§ **Task requirements**
Below is a block of records. Copy every line in it that contains the word "access".

§ **Records provided**
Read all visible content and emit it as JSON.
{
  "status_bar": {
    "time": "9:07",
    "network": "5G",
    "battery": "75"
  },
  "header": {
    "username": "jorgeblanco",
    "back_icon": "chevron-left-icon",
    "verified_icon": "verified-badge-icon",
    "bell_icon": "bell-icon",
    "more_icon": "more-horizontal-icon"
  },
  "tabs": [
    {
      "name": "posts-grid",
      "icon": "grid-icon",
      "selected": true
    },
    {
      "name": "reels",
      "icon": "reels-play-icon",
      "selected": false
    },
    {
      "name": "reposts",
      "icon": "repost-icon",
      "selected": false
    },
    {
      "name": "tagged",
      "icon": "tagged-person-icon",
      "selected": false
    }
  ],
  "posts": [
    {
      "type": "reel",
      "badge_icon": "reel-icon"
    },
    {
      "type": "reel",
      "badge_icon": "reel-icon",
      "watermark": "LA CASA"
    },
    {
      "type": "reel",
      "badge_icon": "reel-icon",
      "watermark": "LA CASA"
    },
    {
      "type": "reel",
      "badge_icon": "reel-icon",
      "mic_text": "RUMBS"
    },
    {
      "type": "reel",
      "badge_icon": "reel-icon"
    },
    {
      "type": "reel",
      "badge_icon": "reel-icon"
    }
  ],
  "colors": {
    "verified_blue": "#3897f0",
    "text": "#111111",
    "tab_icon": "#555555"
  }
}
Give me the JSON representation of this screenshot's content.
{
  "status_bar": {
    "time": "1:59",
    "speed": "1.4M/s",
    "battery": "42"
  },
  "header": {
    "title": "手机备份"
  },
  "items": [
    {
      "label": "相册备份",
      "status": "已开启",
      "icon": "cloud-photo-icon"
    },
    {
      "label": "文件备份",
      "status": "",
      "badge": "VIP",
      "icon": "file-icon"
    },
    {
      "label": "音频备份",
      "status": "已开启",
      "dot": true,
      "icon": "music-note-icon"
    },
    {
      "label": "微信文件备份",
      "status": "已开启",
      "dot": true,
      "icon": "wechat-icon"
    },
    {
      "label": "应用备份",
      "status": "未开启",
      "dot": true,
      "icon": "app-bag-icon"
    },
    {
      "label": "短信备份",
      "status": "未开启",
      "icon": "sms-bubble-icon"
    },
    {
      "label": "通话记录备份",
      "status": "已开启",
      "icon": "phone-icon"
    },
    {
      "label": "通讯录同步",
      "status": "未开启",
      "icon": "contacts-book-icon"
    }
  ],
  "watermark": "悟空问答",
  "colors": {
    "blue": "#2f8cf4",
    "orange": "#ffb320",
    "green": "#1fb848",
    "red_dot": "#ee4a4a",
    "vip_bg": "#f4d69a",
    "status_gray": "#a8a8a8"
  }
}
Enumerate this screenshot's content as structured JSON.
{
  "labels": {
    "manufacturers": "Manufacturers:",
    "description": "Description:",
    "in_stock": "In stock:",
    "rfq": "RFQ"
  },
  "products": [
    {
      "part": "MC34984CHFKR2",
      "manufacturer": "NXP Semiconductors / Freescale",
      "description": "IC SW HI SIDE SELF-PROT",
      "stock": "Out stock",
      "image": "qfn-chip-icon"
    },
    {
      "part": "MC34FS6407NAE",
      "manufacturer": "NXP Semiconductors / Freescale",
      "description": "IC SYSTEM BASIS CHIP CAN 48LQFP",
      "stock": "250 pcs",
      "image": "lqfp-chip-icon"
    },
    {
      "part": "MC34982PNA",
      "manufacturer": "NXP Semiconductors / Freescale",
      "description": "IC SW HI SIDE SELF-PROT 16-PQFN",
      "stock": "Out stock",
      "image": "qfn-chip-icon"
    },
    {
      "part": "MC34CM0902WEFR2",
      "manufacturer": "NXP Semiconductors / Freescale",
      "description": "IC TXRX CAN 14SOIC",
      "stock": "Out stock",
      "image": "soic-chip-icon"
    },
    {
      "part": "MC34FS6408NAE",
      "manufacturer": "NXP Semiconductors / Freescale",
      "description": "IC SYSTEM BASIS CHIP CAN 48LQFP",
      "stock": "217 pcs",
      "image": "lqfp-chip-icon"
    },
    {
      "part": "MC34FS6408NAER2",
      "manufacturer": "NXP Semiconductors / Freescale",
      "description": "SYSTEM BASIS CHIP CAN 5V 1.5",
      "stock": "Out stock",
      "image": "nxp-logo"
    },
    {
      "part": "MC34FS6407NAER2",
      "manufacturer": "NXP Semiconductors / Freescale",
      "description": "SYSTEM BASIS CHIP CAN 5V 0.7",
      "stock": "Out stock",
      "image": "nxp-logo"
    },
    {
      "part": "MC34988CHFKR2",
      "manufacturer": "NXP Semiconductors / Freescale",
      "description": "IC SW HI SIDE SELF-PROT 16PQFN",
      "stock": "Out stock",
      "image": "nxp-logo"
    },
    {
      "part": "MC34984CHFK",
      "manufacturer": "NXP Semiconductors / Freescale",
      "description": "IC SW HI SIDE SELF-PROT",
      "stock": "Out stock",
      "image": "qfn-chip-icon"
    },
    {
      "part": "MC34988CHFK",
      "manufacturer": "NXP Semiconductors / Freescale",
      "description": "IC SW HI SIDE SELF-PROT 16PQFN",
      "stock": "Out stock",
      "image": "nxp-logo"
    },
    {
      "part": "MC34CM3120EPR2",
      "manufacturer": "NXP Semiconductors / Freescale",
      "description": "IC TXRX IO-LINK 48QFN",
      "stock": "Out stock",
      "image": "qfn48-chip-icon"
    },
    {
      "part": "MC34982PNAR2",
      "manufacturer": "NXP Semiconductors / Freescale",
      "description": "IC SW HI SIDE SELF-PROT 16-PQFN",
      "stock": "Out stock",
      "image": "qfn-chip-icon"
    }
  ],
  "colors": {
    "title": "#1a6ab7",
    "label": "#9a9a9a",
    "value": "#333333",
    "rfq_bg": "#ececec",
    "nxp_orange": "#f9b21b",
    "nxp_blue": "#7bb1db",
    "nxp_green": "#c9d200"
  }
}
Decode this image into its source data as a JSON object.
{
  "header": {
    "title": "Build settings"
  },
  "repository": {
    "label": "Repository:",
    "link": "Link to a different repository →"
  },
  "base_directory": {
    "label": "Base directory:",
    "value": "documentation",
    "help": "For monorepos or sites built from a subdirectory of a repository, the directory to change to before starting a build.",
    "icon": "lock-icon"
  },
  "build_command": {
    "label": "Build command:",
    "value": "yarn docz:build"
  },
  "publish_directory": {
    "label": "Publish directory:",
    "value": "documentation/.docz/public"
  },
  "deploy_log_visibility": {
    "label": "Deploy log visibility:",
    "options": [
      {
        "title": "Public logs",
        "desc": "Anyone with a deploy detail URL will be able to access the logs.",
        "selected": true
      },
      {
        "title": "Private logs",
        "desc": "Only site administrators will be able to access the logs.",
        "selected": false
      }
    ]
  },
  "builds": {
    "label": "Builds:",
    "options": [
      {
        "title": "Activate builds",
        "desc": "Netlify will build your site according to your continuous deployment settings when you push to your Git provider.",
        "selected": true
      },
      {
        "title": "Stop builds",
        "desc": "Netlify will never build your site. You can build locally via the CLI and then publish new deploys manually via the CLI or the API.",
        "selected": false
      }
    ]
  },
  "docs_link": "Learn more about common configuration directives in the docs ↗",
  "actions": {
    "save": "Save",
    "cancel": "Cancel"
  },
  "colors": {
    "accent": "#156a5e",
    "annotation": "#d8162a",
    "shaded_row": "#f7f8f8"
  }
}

§ **Exercise output**
        "desc": "Anyone with a deploy detail URL will be able to access the logs.",
        "desc": "Only site administrators will be able to access the logs.",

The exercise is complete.